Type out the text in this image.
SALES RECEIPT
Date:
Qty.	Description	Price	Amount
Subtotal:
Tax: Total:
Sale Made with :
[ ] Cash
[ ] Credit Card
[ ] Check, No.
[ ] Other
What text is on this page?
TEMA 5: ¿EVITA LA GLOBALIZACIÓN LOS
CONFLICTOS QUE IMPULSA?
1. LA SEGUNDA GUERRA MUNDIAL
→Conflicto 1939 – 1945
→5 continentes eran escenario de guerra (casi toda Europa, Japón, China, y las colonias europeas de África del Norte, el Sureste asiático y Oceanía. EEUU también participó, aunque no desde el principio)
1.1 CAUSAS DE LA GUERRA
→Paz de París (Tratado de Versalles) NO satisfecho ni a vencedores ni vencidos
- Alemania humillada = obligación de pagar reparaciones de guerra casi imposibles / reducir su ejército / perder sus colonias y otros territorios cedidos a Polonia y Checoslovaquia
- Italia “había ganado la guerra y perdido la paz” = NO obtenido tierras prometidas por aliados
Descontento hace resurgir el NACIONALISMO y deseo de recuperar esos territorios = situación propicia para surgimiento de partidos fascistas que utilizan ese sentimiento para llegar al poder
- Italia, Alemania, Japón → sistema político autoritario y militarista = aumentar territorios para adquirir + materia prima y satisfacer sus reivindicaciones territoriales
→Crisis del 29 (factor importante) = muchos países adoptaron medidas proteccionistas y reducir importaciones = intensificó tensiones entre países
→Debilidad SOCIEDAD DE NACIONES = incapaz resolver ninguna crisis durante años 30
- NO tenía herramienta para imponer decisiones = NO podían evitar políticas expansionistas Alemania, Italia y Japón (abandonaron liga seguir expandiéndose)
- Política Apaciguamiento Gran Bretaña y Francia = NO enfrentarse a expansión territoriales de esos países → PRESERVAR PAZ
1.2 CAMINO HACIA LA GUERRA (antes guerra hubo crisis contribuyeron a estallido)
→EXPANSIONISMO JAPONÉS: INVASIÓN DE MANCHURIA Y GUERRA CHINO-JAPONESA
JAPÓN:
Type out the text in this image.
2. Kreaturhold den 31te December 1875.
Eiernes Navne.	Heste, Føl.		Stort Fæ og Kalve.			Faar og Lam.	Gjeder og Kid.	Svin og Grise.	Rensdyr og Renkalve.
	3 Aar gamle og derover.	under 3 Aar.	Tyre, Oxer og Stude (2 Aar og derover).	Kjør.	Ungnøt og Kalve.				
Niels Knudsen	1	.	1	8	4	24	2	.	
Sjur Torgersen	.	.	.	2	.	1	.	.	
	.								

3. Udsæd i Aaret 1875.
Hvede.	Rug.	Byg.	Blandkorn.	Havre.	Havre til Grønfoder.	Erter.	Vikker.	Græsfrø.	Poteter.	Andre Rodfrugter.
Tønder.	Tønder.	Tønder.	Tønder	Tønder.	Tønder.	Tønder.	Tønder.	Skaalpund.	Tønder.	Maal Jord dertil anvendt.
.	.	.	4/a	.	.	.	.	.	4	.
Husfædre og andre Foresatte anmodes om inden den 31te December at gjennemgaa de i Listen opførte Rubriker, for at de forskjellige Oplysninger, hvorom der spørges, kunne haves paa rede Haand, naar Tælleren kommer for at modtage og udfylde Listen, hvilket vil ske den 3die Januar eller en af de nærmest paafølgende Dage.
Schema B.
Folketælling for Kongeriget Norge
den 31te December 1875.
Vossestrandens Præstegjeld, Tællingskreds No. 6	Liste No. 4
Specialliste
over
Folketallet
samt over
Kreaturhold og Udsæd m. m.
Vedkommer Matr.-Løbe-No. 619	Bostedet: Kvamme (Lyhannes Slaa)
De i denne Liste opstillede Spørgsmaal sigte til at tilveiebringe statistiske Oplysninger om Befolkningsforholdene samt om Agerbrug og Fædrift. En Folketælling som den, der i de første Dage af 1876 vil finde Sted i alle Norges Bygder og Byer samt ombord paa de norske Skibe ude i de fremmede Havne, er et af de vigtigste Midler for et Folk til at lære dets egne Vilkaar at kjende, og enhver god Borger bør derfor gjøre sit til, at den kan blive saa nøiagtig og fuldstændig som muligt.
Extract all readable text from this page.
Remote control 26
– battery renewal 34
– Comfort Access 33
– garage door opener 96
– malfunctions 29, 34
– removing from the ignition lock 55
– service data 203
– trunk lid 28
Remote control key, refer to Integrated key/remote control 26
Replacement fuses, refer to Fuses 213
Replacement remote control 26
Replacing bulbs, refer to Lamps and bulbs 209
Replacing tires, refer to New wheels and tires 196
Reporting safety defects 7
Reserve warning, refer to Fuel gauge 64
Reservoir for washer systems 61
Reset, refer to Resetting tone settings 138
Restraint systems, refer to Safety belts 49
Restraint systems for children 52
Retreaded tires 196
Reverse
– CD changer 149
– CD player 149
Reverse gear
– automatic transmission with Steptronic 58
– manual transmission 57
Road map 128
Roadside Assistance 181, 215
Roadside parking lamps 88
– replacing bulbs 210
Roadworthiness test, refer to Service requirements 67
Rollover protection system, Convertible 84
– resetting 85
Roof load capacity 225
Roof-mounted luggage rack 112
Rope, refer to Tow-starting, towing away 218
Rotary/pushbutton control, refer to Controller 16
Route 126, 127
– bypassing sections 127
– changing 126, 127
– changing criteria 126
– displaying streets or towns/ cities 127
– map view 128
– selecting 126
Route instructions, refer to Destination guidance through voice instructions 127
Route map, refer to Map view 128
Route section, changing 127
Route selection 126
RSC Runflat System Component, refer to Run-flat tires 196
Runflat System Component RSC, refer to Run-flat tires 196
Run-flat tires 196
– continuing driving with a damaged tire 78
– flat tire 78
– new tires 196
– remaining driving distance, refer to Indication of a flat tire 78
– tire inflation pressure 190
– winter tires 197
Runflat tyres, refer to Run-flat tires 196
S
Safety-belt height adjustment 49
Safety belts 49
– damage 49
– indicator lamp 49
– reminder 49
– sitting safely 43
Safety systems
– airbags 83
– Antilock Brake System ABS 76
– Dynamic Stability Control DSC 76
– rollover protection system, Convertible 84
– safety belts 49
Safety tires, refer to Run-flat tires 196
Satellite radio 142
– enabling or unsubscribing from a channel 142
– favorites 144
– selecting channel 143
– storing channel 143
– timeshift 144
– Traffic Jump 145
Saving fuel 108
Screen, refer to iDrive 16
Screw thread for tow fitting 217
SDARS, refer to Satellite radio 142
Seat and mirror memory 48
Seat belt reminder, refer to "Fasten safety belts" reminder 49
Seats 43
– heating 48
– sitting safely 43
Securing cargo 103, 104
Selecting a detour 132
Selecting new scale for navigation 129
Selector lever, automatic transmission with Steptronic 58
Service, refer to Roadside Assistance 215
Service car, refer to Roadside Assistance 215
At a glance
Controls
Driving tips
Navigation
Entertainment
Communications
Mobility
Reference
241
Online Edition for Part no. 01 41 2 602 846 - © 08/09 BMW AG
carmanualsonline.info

**Exercise requirements**
Where a line in the material contains "Udsæd", copy that line.

**Output for this exercise**
3. Udsæd i Aaret 1875.
Kreaturhold og Udsæd m. m.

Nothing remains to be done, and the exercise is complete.